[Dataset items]
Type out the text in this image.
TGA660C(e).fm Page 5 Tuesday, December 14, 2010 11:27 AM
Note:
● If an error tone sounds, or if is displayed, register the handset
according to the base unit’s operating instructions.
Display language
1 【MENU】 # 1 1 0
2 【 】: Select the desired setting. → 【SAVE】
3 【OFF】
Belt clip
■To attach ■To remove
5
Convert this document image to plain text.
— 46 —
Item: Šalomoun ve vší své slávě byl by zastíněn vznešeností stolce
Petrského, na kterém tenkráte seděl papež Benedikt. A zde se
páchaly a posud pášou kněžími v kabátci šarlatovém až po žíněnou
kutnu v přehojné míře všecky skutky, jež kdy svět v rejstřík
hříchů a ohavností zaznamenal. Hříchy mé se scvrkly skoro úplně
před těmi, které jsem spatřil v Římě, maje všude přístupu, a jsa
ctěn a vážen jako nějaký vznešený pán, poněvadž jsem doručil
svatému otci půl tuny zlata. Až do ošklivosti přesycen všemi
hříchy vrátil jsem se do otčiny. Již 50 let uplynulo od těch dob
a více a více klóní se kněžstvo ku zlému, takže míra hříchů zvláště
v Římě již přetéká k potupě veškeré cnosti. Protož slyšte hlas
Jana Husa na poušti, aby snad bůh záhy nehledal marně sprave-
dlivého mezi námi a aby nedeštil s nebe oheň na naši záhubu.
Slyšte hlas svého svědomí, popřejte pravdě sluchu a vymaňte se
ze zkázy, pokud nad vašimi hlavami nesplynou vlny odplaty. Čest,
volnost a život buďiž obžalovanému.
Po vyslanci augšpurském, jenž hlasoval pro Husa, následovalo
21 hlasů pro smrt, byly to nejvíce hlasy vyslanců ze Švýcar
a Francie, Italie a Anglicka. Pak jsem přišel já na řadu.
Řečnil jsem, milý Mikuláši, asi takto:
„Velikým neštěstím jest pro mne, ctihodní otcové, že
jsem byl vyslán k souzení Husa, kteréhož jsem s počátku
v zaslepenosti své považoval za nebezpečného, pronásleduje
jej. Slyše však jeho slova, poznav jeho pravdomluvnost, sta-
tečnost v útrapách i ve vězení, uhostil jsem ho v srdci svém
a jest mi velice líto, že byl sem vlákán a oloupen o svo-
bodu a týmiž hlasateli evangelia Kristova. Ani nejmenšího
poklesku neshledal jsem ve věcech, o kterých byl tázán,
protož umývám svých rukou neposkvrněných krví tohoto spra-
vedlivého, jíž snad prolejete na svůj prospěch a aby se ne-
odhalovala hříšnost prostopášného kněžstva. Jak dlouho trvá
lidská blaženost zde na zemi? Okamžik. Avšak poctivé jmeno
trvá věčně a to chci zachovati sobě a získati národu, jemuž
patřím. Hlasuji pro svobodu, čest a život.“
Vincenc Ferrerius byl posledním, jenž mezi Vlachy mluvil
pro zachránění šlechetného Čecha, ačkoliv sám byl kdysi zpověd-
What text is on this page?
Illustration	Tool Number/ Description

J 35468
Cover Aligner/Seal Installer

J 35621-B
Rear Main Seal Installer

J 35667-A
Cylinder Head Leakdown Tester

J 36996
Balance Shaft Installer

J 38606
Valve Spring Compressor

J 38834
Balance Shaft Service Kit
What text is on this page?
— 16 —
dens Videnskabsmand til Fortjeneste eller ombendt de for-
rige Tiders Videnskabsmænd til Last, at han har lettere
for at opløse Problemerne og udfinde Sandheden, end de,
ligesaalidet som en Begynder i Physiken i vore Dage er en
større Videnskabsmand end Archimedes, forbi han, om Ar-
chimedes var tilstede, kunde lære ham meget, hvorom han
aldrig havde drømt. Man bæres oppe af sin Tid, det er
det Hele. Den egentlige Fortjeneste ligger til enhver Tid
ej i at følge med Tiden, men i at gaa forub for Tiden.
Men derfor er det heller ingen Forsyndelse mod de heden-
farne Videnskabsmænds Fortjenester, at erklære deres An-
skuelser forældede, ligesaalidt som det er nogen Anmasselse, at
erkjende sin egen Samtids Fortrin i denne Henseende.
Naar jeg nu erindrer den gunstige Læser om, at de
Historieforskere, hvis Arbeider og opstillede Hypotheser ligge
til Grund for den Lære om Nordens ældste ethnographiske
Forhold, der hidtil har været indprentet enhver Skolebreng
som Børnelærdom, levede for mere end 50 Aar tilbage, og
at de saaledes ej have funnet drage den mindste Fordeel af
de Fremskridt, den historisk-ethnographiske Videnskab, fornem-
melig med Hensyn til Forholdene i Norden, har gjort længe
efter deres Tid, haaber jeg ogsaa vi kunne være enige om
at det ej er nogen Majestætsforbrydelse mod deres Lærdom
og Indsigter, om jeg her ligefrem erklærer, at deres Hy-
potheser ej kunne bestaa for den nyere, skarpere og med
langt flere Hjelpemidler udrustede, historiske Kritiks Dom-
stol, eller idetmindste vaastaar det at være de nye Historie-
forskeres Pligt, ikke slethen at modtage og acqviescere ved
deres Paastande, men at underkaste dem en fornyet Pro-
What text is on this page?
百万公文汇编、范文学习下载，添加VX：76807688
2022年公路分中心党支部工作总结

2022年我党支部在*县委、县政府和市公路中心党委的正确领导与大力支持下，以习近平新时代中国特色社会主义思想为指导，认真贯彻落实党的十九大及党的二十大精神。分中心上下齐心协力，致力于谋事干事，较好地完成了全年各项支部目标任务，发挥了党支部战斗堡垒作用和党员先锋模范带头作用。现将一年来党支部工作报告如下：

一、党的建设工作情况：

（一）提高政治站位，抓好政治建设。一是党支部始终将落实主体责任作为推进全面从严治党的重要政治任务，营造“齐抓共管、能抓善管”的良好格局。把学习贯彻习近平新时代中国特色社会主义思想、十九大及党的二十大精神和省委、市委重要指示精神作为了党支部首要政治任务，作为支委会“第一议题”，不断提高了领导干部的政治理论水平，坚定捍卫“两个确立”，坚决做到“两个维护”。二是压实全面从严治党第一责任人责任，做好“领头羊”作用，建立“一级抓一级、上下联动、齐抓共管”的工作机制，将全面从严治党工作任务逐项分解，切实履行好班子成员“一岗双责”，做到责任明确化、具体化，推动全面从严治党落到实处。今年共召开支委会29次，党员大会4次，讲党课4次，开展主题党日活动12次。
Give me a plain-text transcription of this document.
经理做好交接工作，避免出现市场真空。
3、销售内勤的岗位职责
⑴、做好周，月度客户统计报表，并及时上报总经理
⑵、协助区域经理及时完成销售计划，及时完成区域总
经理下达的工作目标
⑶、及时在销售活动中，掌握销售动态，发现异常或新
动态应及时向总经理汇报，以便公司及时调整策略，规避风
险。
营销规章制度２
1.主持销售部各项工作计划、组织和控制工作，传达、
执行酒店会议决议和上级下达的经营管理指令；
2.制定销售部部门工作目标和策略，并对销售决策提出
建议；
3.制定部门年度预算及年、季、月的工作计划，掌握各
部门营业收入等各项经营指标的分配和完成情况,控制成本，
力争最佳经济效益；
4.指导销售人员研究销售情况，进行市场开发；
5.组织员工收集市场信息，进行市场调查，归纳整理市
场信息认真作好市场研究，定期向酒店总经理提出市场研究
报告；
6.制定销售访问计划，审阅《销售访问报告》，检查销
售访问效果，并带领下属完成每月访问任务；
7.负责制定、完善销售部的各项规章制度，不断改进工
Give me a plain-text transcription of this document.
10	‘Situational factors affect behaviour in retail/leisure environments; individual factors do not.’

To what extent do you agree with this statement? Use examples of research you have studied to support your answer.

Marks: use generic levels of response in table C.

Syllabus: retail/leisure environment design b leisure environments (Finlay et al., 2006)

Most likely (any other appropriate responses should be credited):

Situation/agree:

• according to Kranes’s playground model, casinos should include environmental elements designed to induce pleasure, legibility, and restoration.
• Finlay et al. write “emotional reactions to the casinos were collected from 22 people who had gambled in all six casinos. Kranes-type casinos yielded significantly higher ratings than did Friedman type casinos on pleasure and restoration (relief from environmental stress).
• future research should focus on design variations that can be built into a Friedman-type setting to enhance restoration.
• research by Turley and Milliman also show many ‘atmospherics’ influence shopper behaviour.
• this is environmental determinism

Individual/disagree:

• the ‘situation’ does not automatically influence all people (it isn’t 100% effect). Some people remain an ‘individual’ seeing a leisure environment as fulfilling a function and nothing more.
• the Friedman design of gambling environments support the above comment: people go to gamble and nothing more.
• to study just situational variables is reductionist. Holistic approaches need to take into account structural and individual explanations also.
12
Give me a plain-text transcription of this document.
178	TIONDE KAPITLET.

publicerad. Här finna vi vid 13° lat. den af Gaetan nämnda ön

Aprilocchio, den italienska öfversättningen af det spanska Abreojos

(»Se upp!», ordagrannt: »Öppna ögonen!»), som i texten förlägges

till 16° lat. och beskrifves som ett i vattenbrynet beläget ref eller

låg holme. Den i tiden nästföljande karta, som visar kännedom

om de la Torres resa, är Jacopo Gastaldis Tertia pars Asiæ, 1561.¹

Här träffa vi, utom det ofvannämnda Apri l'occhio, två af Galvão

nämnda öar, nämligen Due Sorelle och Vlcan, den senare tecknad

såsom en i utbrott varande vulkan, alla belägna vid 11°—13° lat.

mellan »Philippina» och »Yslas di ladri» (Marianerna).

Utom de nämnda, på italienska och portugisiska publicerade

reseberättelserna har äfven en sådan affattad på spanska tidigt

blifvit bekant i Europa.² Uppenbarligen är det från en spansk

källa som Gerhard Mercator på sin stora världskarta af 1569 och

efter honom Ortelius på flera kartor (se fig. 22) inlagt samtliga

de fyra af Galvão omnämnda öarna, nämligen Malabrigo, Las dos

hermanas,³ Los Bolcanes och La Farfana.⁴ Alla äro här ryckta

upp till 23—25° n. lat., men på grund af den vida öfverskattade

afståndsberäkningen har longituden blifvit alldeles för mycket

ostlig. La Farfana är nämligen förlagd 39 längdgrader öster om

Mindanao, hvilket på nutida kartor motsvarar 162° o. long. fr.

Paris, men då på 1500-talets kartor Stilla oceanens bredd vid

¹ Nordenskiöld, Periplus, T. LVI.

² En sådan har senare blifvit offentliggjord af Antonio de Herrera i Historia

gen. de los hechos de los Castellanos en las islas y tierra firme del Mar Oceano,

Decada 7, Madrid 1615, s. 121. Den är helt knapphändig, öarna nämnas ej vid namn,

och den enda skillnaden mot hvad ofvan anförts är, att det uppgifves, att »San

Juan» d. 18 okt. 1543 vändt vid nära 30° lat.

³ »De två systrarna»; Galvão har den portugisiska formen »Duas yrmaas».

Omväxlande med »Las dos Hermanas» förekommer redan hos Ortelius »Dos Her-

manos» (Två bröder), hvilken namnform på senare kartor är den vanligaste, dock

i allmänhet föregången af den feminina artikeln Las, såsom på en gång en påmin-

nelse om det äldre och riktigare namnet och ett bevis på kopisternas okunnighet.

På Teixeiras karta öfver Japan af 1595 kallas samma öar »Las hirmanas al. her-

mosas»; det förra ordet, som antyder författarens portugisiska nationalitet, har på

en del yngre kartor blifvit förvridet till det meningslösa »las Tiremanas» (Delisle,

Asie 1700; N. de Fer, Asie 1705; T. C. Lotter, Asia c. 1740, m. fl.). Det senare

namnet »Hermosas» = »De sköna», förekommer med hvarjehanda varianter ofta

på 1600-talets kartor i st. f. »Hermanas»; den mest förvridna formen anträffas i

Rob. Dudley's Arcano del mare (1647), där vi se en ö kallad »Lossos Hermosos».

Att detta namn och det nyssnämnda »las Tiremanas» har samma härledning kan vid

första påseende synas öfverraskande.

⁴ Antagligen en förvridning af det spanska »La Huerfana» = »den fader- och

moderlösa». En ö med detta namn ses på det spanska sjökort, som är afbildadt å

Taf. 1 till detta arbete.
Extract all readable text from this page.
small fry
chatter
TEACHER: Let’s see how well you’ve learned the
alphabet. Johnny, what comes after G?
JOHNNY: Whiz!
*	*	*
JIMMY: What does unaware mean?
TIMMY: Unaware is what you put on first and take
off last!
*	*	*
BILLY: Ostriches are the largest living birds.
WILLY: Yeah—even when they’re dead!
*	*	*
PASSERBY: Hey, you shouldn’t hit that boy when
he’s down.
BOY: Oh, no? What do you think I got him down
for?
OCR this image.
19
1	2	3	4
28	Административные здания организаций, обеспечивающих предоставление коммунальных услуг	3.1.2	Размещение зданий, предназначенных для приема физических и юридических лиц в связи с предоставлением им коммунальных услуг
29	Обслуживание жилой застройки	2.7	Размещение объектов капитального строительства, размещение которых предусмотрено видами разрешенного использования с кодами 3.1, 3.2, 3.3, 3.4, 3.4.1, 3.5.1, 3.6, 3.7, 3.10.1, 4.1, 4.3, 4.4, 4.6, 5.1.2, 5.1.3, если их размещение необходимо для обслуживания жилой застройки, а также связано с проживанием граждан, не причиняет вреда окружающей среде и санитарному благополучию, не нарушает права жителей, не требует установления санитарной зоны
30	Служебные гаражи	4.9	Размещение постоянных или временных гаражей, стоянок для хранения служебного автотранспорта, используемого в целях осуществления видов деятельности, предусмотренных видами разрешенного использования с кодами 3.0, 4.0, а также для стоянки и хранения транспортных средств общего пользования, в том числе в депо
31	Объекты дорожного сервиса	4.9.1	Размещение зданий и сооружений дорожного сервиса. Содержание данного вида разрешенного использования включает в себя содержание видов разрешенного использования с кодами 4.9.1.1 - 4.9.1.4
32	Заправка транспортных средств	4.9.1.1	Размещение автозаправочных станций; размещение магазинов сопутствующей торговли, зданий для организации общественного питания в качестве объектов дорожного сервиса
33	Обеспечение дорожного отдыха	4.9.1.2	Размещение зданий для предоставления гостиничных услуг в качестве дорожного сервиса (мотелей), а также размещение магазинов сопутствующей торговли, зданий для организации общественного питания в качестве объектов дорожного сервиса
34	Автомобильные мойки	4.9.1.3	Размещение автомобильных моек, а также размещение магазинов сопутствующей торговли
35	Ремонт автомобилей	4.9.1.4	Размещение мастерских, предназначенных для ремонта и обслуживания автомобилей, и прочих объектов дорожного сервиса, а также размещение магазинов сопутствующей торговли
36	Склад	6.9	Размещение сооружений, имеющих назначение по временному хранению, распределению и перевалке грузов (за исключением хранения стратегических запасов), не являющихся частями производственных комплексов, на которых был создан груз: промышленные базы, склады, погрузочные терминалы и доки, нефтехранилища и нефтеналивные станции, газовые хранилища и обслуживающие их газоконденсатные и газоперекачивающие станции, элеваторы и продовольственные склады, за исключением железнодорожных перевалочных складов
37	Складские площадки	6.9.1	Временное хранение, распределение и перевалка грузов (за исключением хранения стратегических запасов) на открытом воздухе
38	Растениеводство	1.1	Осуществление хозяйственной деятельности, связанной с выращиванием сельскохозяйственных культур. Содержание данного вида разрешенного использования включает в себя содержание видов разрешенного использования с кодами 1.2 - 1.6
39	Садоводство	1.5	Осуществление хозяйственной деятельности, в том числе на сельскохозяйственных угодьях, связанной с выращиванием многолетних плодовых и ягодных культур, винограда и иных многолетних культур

> Work to do
Select all lines in the listing above where the word "Installer" appears, and show them.

> Exercise response
Cover Aligner/Seal Installer
Rear Main Seal Installer
Balance Shaft Installer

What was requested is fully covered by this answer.